◆ DATA TO PROCESS
==================================================

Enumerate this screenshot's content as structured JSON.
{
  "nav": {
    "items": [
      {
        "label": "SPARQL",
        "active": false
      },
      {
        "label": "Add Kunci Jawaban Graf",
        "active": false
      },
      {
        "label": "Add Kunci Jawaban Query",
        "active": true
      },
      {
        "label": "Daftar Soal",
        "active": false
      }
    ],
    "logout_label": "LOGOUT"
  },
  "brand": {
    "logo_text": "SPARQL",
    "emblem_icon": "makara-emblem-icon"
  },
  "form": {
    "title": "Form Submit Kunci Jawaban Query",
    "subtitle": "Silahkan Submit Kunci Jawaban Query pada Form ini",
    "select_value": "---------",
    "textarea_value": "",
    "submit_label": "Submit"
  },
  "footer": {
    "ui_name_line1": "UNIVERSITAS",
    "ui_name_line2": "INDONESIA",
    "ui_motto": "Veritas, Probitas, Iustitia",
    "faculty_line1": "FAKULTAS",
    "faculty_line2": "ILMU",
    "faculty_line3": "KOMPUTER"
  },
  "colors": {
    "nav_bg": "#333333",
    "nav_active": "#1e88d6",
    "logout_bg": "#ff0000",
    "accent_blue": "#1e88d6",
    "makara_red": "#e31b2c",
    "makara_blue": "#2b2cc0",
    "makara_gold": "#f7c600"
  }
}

==================================================

◆ TO DO
Report all lines of the data that include the word "Jawaban".

◆ EXPECTED ANSWER
        "label": "Add Kunci Jawaban Graf",
        "label": "Add Kunci Jawaban Query",
    "title": "Form Submit Kunci Jawaban Query",
    "subtitle": "Silahkan Submit Kunci Jawaban Query pada Form ini",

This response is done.